◆ **What needs to be done**: Show every line that has the string "Basics" in it.

Stored records:
----------
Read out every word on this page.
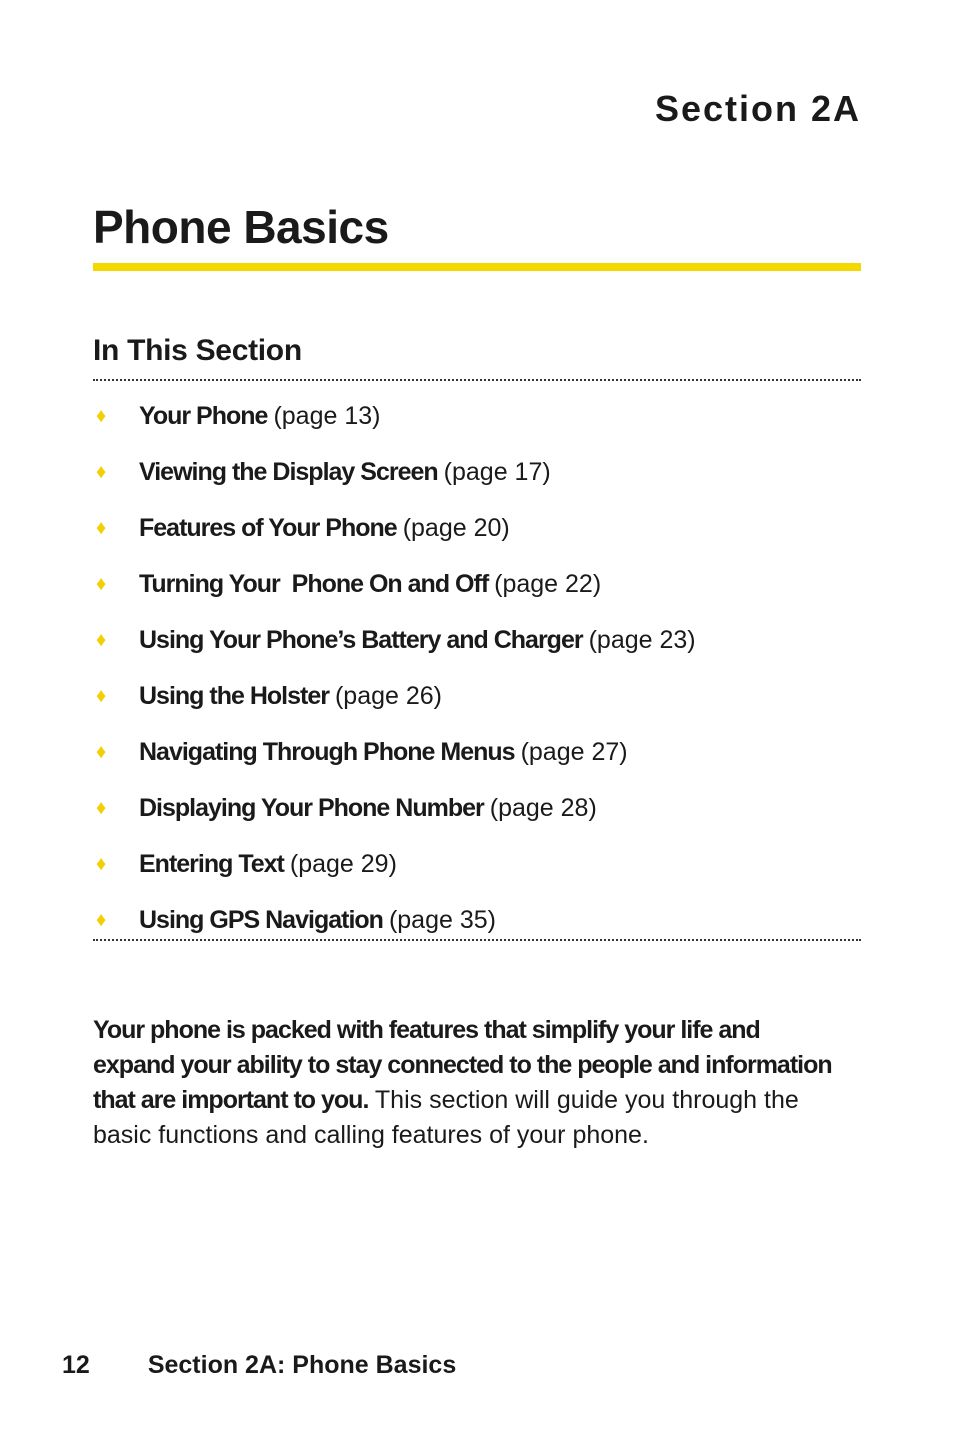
Section 2A
Phone Basics
In This Section
♦	Your Phone (page 13)
♦	Viewing the Display Screen (page 17)
♦	Features of Your Phone (page 20)
♦	Turning Your  Phone On and Off (page 22)
♦	Using Your Phone’s Battery and Charger (page 23)
♦	Using the Holster (page 26)
♦	Navigating Through Phone Menus (page 27)
♦	Displaying Your Phone Number (page 28)
♦	Entering Text (page 29)
♦	Using GPS Navigation (page 35)

Your phone is packed with features that simplify your life and expand your ability to stay connected to the people and information that are important to you. This section will guide you through the basic functions and calling features of your phone.

12 Section 2A: Phone Basics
----------
◆ **Right answer**:
Phone Basics
12 Section 2A: Phone Basics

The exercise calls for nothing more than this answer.